=== Working data ===
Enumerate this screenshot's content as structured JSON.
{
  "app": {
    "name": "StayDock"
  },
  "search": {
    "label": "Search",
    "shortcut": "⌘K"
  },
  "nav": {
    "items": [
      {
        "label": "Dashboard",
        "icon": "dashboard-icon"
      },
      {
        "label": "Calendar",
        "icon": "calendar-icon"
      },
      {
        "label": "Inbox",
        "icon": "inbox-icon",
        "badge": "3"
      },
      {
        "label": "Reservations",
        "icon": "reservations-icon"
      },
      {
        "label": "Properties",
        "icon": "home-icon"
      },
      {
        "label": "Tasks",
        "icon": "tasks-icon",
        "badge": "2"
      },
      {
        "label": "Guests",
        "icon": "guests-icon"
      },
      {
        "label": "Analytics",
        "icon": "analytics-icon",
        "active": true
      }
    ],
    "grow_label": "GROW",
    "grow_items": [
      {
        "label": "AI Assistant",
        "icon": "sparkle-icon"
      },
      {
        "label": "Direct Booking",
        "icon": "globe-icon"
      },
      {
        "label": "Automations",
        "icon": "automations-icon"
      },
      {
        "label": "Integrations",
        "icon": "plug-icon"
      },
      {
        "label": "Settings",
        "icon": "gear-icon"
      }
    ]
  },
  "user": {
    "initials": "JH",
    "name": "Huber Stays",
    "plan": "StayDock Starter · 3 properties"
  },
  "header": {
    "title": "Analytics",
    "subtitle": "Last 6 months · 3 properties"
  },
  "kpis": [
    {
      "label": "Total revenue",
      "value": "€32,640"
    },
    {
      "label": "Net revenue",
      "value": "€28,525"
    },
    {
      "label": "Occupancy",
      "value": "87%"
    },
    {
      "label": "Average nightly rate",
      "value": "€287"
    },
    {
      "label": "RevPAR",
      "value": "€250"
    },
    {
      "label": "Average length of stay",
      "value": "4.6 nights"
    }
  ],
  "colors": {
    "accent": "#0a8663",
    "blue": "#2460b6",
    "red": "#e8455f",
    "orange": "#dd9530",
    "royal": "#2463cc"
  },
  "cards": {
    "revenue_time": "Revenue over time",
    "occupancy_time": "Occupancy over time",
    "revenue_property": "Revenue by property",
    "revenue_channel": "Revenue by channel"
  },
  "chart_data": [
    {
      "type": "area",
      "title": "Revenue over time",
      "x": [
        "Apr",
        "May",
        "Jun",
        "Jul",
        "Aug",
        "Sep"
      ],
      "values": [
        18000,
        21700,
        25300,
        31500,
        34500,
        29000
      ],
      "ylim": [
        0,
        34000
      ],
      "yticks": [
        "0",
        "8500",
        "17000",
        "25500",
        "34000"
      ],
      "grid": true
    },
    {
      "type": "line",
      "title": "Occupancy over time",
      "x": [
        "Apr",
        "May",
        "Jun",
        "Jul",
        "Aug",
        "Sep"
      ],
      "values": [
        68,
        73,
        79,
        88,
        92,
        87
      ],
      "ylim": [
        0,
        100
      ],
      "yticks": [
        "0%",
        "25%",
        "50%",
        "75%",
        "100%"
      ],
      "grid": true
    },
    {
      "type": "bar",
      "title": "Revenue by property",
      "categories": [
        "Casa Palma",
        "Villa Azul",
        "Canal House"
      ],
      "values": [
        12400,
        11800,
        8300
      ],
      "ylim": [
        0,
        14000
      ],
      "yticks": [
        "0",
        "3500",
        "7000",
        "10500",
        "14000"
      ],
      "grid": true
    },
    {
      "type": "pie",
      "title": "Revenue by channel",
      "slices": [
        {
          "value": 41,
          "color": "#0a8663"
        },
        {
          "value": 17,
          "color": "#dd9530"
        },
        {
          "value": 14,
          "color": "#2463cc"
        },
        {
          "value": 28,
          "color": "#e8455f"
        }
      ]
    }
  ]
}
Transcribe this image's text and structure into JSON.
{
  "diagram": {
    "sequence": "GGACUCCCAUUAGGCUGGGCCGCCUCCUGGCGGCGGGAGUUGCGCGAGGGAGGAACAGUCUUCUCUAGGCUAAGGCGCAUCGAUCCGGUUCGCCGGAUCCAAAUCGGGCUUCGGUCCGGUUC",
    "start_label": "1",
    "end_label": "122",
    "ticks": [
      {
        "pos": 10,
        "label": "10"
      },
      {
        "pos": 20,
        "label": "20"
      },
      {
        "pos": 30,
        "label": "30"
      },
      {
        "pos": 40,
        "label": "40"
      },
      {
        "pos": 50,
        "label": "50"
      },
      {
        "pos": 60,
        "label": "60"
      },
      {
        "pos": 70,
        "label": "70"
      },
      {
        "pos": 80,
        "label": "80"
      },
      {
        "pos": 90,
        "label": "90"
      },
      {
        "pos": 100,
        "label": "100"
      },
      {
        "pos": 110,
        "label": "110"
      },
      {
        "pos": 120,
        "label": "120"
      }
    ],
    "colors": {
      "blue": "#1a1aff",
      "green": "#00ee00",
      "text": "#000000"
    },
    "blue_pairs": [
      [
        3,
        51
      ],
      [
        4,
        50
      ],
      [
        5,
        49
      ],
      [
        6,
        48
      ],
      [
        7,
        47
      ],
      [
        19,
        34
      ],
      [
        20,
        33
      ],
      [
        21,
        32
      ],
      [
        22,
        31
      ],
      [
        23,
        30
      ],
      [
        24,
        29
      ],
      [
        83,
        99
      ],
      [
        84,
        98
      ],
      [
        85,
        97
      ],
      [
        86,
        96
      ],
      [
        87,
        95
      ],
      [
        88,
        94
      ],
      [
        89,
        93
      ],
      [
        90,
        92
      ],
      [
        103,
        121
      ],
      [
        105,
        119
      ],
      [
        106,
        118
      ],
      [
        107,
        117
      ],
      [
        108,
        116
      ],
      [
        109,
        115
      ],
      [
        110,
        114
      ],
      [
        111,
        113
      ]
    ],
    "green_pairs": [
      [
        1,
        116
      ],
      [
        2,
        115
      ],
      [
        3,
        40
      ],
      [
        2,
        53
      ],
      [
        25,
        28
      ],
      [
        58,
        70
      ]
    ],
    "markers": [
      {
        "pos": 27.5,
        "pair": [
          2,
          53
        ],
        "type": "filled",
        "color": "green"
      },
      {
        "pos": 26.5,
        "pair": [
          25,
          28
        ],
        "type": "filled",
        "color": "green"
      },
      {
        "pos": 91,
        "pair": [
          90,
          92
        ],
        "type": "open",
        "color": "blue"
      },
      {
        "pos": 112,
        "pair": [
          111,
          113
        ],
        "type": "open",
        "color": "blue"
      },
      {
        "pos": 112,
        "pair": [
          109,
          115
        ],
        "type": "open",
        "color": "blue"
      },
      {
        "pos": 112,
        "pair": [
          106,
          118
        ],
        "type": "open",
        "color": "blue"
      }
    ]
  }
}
===
Repeat all of the entries exactly.

▸ Full output
Enumerate this screenshot's content as structured JSON.
{
  "app": {
    "name": "StayDock"
  },
  "search": {
    "label": "Search",
    "shortcut": "⌘K"
  },
  "nav": {
    "items": [
      {
        "label": "Dashboard",
        "icon": "dashboard-icon"
      },
      {
        "label": "Calendar",
        "icon": "calendar-icon"
      },
      {
        "label": "Inbox",
        "icon": "inbox-icon",
        "badge": "3"
      },
      {
        "label": "Reservations",
        "icon": "reservations-icon"
      },
      {
        "label": "Properties",
        "icon": "home-icon"
      },
      {
        "label": "Tasks",
        "icon": "tasks-icon",
        "badge": "2"
      },
      {
        "label": "Guests",
        "icon": "guests-icon"
      },
      {
        "label": "Analytics",
        "icon": "analytics-icon",
        "active": true
      }
    ],
    "grow_label": "GROW",
    "grow_items": [
      {
        "label": "AI Assistant",
        "icon": "sparkle-icon"
      },
      {
        "label": "Direct Booking",
        "icon": "globe-icon"
      },
      {
        "label": "Automations",
        "icon": "automations-icon"
      },
      {
        "label": "Integrations",
        "icon": "plug-icon"
      },
      {
        "label": "Settings",
        "icon": "gear-icon"
      }
    ]
  },
  "user": {
    "initials": "JH",
    "name": "Huber Stays",
    "plan": "StayDock Starter · 3 properties"
  },
  "header": {
    "title": "Analytics",
    "subtitle": "Last 6 months · 3 properties"
  },
  "kpis": [
    {
      "label": "Total revenue",
      "value": "€32,640"
    },
    {
      "label": "Net revenue",
      "value": "€28,525"
    },
    {
      "label": "Occupancy",
      "value": "87%"
    },
    {
      "label": "Average nightly rate",
      "value": "€287"
    },
    {
      "label": "RevPAR",
      "value": "€250"
    },
    {
      "label": "Average length of stay",
      "value": "4.6 nights"
    }
  ],
  "colors": {
    "accent": "#0a8663",
    "blue": "#2460b6",
    "red": "#e8455f",
    "orange": "#dd9530",
    "royal": "#2463cc"
  },
  "cards": {
    "revenue_time": "Revenue over time",
    "occupancy_time": "Occupancy over time",
    "revenue_property": "Revenue by property",
    "revenue_channel": "Revenue by channel"
  },
  "chart_data": [
    {
      "type": "area",
      "title": "Revenue over time",
      "x": [
        "Apr",
        "May",
        "Jun",
        "Jul",
        "Aug",
        "Sep"
      ],
      "values": [
        18000,
        21700,
        25300,
        31500,
        34500,
        29000
      ],
      "ylim": [
        0,
        34000
      ],
      "yticks": [
        "0",
        "8500",
        "17000",
        "25500",
        "34000"
      ],
      "grid": true
    },
    {
      "type": "line",
      "title": "Occupancy over time",
      "x": [
        "Apr",
        "May",
        "Jun",
        "Jul",
        "Aug",
        "Sep"
      ],
      "values": [
        68,
        73,
        79,
        88,
        92,
        87
      ],
      "ylim": [
        0,
        100
      ],
      "yticks": [
        "0%",
        "25%",
        "50%",
        "75%",
        "100%"
      ],
      "grid": true
    },
    {
      "type": "bar",
      "title": "Revenue by property",
      "categories": [
        "Casa Palma",
        "Villa Azul",
        "Canal House"
      ],
      "values": [
        12400,
        11800,
        8300
      ],
      "ylim": [
        0,
        14000
      ],
      "yticks": [
        "0",
        "3500",
        "7000",
        "10500",
        "14000"
      ],
      "grid": true
    },
    {
      "type": "pie",
      "title": "Revenue by channel",
      "slices": [
        {
          "value": 41,
          "color": "#0a8663"
        },
        {
          "value": 17,
          "color": "#dd9530"
        },
        {
          "value": 14,
          "color": "#2463cc"
        },
        {
          "value": 28,
          "color": "#e8455f"
        }
      ]
    }
  ]
}
Transcribe this image's text and structure into JSON.
{
  "diagram": {
    "sequence": "GGACUCCCAUUAGGCUGGGCCGCCUCCUGGCGGCGGGAGUUGCGCGAGGGAGGAACAGUCUUCUCUAGGCUAAGGCGCAUCGAUCCGGUUCGCCGGAUCCAAAUCGGGCUUCGGUCCGGUUC",
    "start_label": "1",
    "end_label": "122",
    "ticks": [
      {
        "pos": 10,
        "label": "10"
      },
      {
        "pos": 20,
        "label": "20"
      },
      {
        "pos": 30,
        "label": "30"
      },
      {
        "pos": 40,
        "label": "40"
      },
      {
        "pos": 50,
        "label": "50"
      },
      {
        "pos": 60,
        "label": "60"
      },
      {
        "pos": 70,
        "label": "70"
      },
      {
        "pos": 80,
        "label": "80"
      },
      {
        "pos": 90,
        "label": "90"
      },
      {
        "pos": 100,
        "label": "100"
      },
      {
        "pos": 110,
        "label": "110"
      },
      {
        "pos": 120,
        "label": "120"
      }
    ],
    "colors": {
      "blue": "#1a1aff",
      "green": "#00ee00",
      "text": "#000000"
    },
    "blue_pairs": [
      [
        3,
        51
      ],
      [
        4,
        50
      ],
      [
        5,
        49
      ],
      [
        6,
        48
      ],
      [
        7,
        47
      ],
      [
        19,
        34
      ],
      [
        20,
        33
      ],
      [
        21,
        32
      ],
      [
        22,
        31
      ],
      [
        23,
        30
      ],
      [
        24,
        29
      ],
      [
        83,
        99
      ],
      [
        84,
        98
      ],
      [
        85,
        97
      ],
      [
        86,
        96
      ],
      [
        87,
        95
      ],
      [
        88,
        94
      ],
      [
        89,
        93
      ],
      [
        90,
        92
      ],
      [
        103,
        121
      ],
      [
        105,
        119
      ],
      [
        106,
        118
      ],
      [
        107,
        117
      ],
      [
        108,
        116
      ],
      [
        109,
        115
      ],
      [
        110,
        114
      ],
      [
        111,
        113
      ]
    ],
    "green_pairs": [
      [
        1,
        116
      ],
      [
        2,
        115
      ],
      [
        3,
        40
      ],
      [
        2,
        53
      ],
      [
        25,
        28
      ],
      [
        58,
        70
      ]
    ],
    "markers": [
      {
        "pos": 27.5,
        "pair": [
          2,
          53
        ],
        "type": "filled",
        "color": "green"
      },
      {
        "pos": 26.5,
        "pair": [
          25,
          28
        ],
        "type": "filled",
        "color": "green"
      },
      {
        "pos": 91,
        "pair": [
          90,
          92
        ],
        "type": "open",
        "color": "blue"
      },
      {
        "pos": 112,
        "pair": [
          111,
          113
        ],
        "type": "open",
        "color": "blue"
      },
      {
        "pos": 112,
        "pair": [
          109,
          115
        ],
        "type": "open",
        "color": "blue"
      },
      {
        "pos": 112,
        "pair": [
          106,
          118
        ],
        "type": "open",
        "color": "blue"
      }
    ]
  }
}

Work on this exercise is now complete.